### Exercise material
____________________
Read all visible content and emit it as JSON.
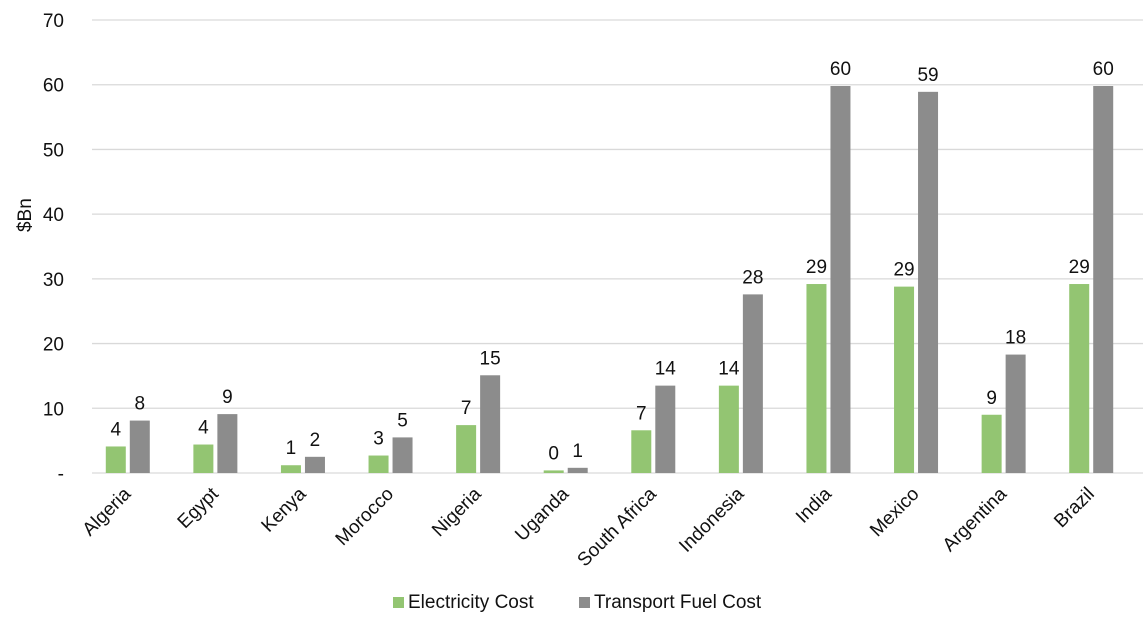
{
  "chart_data": {
    "type": "bar",
    "title": "",
    "xlabel": "",
    "ylabel": "$Bn",
    "ylim": [
      0,
      70
    ],
    "yticks": [
      0,
      10,
      20,
      30,
      40,
      50,
      60,
      70
    ],
    "ytick_labels": [
      "-",
      "10",
      "20",
      "30",
      "40",
      "50",
      "60",
      "70"
    ],
    "grid": true,
    "legend_position": "bottom",
    "categories": [
      "Algeria",
      "Egypt",
      "Kenya",
      "Morocco",
      "Nigeria",
      "Uganda",
      "South Africa",
      "Indonesia",
      "India",
      "Mexico",
      "Argentina",
      "Brazil"
    ],
    "series": [
      {
        "name": "Electricity Cost",
        "color": "#93c572",
        "values": [
          4.1,
          4.4,
          1.2,
          2.7,
          7.4,
          0.4,
          6.6,
          13.5,
          29.2,
          28.8,
          9.0,
          29.2
        ],
        "labels": [
          "4",
          "4",
          "1",
          "3",
          "7",
          "0",
          "7",
          "14",
          "29",
          "29",
          "9",
          "29"
        ]
      },
      {
        "name": "Transport Fuel Cost",
        "color": "#8c8c8c",
        "values": [
          8.1,
          9.1,
          2.5,
          5.5,
          15.1,
          0.8,
          13.5,
          27.6,
          59.8,
          58.9,
          18.3,
          59.8
        ],
        "labels": [
          "8",
          "9",
          "2",
          "5",
          "15",
          "1",
          "14",
          "28",
          "60",
          "59",
          "18",
          "60"
        ]
      }
    ]
  }
}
____________________
### Problem requirements
Sift through the entries and copy every line with "name".

### Result of the exercise
        "name": "Electricity Cost",
        "name": "Transport Fuel Cost",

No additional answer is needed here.